» Provided data:
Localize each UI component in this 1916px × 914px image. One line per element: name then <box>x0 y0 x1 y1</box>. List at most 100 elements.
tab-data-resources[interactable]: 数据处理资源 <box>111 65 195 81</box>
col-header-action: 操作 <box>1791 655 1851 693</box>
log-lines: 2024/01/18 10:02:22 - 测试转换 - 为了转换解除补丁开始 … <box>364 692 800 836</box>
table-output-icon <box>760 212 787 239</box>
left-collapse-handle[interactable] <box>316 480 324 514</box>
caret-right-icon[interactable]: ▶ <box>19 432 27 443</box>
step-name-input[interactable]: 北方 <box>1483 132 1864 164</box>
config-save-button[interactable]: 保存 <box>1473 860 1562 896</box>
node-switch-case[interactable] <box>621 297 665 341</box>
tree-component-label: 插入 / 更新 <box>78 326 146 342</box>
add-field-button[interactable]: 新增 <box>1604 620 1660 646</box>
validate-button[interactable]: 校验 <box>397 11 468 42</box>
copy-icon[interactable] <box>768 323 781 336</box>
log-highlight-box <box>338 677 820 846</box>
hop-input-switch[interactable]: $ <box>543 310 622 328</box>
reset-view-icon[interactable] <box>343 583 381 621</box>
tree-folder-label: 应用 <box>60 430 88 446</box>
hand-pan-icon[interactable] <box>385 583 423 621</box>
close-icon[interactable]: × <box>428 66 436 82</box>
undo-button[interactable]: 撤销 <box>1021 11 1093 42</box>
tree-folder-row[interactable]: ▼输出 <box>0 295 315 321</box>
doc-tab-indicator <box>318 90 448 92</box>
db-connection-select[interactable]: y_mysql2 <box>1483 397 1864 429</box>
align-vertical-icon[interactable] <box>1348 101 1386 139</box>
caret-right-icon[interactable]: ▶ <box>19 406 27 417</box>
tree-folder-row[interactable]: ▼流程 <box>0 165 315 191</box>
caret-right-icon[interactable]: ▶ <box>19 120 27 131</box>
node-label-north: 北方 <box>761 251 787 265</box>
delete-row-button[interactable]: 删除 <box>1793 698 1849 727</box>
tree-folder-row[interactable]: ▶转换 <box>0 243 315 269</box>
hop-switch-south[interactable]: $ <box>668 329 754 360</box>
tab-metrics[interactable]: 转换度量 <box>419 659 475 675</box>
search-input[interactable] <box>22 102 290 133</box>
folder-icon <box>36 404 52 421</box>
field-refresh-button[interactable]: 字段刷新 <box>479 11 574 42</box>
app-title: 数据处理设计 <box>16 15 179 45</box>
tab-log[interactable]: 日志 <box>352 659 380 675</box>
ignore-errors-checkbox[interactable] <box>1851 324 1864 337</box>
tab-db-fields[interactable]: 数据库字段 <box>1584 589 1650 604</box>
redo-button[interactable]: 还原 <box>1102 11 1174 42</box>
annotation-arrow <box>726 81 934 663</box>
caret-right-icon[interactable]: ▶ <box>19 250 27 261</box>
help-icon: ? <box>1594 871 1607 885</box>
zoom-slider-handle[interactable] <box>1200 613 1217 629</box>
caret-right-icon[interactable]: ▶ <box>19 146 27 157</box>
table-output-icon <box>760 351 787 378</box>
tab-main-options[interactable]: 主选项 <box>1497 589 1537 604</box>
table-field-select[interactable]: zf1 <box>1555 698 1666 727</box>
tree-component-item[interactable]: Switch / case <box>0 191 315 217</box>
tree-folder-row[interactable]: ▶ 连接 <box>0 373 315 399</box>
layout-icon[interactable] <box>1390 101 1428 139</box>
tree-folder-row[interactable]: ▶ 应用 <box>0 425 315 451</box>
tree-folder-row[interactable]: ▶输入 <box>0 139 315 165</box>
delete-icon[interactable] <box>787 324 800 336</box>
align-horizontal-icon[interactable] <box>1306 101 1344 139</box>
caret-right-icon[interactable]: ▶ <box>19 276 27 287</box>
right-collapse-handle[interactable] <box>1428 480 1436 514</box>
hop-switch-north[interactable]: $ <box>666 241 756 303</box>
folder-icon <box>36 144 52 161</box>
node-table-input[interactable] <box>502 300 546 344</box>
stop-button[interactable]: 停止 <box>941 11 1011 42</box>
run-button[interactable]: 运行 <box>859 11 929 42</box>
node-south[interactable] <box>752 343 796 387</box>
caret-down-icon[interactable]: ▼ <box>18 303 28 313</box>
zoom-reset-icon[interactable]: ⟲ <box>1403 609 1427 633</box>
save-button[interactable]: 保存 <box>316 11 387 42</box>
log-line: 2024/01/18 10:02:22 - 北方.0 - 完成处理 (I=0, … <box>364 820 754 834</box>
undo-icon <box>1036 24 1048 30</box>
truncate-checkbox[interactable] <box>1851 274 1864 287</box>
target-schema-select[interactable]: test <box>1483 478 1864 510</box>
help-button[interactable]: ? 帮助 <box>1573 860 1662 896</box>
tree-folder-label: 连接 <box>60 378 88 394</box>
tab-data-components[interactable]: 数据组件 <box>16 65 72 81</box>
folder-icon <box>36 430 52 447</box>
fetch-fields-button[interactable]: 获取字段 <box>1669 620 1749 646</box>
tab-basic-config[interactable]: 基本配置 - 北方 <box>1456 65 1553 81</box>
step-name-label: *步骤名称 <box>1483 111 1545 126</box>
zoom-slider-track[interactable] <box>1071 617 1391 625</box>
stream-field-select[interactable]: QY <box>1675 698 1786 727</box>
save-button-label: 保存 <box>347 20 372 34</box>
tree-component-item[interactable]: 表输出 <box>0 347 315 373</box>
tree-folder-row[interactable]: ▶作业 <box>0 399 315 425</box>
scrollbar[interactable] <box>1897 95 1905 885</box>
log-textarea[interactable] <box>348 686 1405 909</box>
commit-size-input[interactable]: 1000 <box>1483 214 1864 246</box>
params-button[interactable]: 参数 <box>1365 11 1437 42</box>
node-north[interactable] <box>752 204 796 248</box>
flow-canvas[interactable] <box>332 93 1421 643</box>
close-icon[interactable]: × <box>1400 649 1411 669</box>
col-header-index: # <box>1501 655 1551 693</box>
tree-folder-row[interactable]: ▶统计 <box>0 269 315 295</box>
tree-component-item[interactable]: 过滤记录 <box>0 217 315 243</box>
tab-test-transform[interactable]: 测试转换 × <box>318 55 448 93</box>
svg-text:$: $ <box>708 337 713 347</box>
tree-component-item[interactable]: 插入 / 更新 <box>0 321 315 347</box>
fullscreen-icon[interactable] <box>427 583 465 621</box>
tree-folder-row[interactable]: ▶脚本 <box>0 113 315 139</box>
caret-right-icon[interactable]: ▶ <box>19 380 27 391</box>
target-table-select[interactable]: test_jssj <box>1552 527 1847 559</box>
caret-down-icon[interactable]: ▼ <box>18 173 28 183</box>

» Task goal:
Copy every line above without changing anything.

» Expected answer:
Localize each UI component in this 1916px × 914px image. One line per element: name then <box>x0 y0 x1 y1</box>. List at most 100 elements.
tab-data-resources[interactable]: 数据处理资源 <box>111 65 195 81</box>
col-header-action: 操作 <box>1791 655 1851 693</box>
log-lines: 2024/01/18 10:02:22 - 测试转换 - 为了转换解除补丁开始 … <box>364 692 800 836</box>
table-output-icon <box>760 212 787 239</box>
left-collapse-handle[interactable] <box>316 480 324 514</box>
caret-right-icon[interactable]: ▶ <box>19 432 27 443</box>
step-name-input[interactable]: 北方 <box>1483 132 1864 164</box>
config-save-button[interactable]: 保存 <box>1473 860 1562 896</box>
node-switch-case[interactable] <box>621 297 665 341</box>
tree-component-label: 插入 / 更新 <box>78 326 146 342</box>
add-field-button[interactable]: 新增 <box>1604 620 1660 646</box>
validate-button[interactable]: 校验 <box>397 11 468 42</box>
copy-icon[interactable] <box>768 323 781 336</box>
log-highlight-box <box>338 677 820 846</box>
hop-input-switch[interactable]: $ <box>543 310 622 328</box>
reset-view-icon[interactable] <box>343 583 381 621</box>
tree-folder-label: 应用 <box>60 430 88 446</box>
hand-pan-icon[interactable] <box>385 583 423 621</box>
close-icon[interactable]: × <box>428 66 436 82</box>
undo-button[interactable]: 撤销 <box>1021 11 1093 42</box>
tree-folder-row[interactable]: ▼输出 <box>0 295 315 321</box>
doc-tab-indicator <box>318 90 448 92</box>
db-connection-select[interactable]: y_mysql2 <box>1483 397 1864 429</box>
align-vertical-icon[interactable] <box>1348 101 1386 139</box>
caret-right-icon[interactable]: ▶ <box>19 406 27 417</box>
tree-folder-row[interactable]: ▼流程 <box>0 165 315 191</box>
caret-right-icon[interactable]: ▶ <box>19 120 27 131</box>
node-label-north: 北方 <box>761 251 787 265</box>
delete-row-button[interactable]: 删除 <box>1793 698 1849 727</box>
tree-folder-row[interactable]: ▶转换 <box>0 243 315 269</box>
hop-switch-south[interactable]: $ <box>668 329 754 360</box>
tab-metrics[interactable]: 转换度量 <box>419 659 475 675</box>
search-input[interactable] <box>22 102 290 133</box>
folder-icon <box>36 404 52 421</box>
field-refresh-button[interactable]: 字段刷新 <box>479 11 574 42</box>
app-title: 数据处理设计 <box>16 15 179 45</box>
tab-log[interactable]: 日志 <box>352 659 380 675</box>
ignore-errors-checkbox[interactable] <box>1851 324 1864 337</box>
tab-db-fields[interactable]: 数据库字段 <box>1584 589 1650 604</box>
redo-button[interactable]: 还原 <box>1102 11 1174 42</box>
annotation-arrow <box>726 81 934 663</box>
caret-right-icon[interactable]: ▶ <box>19 250 27 261</box>
help-icon: ? <box>1594 871 1607 885</box>
zoom-slider-handle[interactable] <box>1200 613 1217 629</box>
caret-right-icon[interactable]: ▶ <box>19 146 27 157</box>
table-output-icon <box>760 351 787 378</box>
tab-main-options[interactable]: 主选项 <box>1497 589 1537 604</box>
table-field-select[interactable]: zf1 <box>1555 698 1666 727</box>
tree-component-item[interactable]: Switch / case <box>0 191 315 217</box>
tree-folder-row[interactable]: ▶ 连接 <box>0 373 315 399</box>
layout-icon[interactable] <box>1390 101 1428 139</box>
tree-folder-row[interactable]: ▶ 应用 <box>0 425 315 451</box>
tree-folder-row[interactable]: ▶输入 <box>0 139 315 165</box>
delete-icon[interactable] <box>787 324 800 336</box>
align-horizontal-icon[interactable] <box>1306 101 1344 139</box>
caret-right-icon[interactable]: ▶ <box>19 276 27 287</box>
right-collapse-handle[interactable] <box>1428 480 1436 514</box>
hop-switch-north[interactable]: $ <box>666 241 756 303</box>
folder-icon <box>36 144 52 161</box>
node-table-input[interactable] <box>502 300 546 344</box>
stop-button[interactable]: 停止 <box>941 11 1011 42</box>
run-button[interactable]: 运行 <box>859 11 929 42</box>
node-south[interactable] <box>752 343 796 387</box>
caret-down-icon[interactable]: ▼ <box>18 303 28 313</box>
zoom-reset-icon[interactable]: ⟲ <box>1403 609 1427 633</box>
save-button[interactable]: 保存 <box>316 11 387 42</box>
log-line: 2024/01/18 10:02:22 - 北方.0 - 完成处理 (I=0, … <box>364 820 754 834</box>
undo-icon <box>1036 24 1048 30</box>
truncate-checkbox[interactable] <box>1851 274 1864 287</box>
target-schema-select[interactable]: test <box>1483 478 1864 510</box>
help-button[interactable]: ? 帮助 <box>1573 860 1662 896</box>
tree-folder-label: 连接 <box>60 378 88 394</box>
tab-data-components[interactable]: 数据组件 <box>16 65 72 81</box>
folder-icon <box>36 430 52 447</box>
fetch-fields-button[interactable]: 获取字段 <box>1669 620 1749 646</box>
tab-basic-config[interactable]: 基本配置 - 北方 <box>1456 65 1553 81</box>
step-name-label: *步骤名称 <box>1483 111 1545 126</box>
zoom-slider-track[interactable] <box>1071 617 1391 625</box>
stream-field-select[interactable]: QY <box>1675 698 1786 727</box>
save-button-label: 保存 <box>347 20 372 34</box>
tree-component-item[interactable]: 表输出 <box>0 347 315 373</box>
tree-folder-row[interactable]: ▶作业 <box>0 399 315 425</box>
scrollbar[interactable] <box>1897 95 1905 885</box>
log-textarea[interactable] <box>348 686 1405 909</box>
commit-size-input[interactable]: 1000 <box>1483 214 1864 246</box>
params-button[interactable]: 参数 <box>1365 11 1437 42</box>
node-north[interactable] <box>752 204 796 248</box>
flow-canvas[interactable] <box>332 93 1421 643</box>
close-icon[interactable]: × <box>1400 649 1411 669</box>
col-header-index: # <box>1501 655 1551 693</box>
tree-folder-row[interactable]: ▶统计 <box>0 269 315 295</box>
tree-component-item[interactable]: 过滤记录 <box>0 217 315 243</box>
tab-test-transform[interactable]: 测试转换 × <box>318 55 448 93</box>
svg-text:$: $ <box>708 337 713 347</box>
tree-component-item[interactable]: 插入 / 更新 <box>0 321 315 347</box>
fullscreen-icon[interactable] <box>427 583 465 621</box>
tree-folder-row[interactable]: ▶脚本 <box>0 113 315 139</box>
caret-right-icon[interactable]: ▶ <box>19 380 27 391</box>
target-table-select[interactable]: test_jssj <box>1552 527 1847 559</box>
caret-down-icon[interactable]: ▼ <box>18 173 28 183</box>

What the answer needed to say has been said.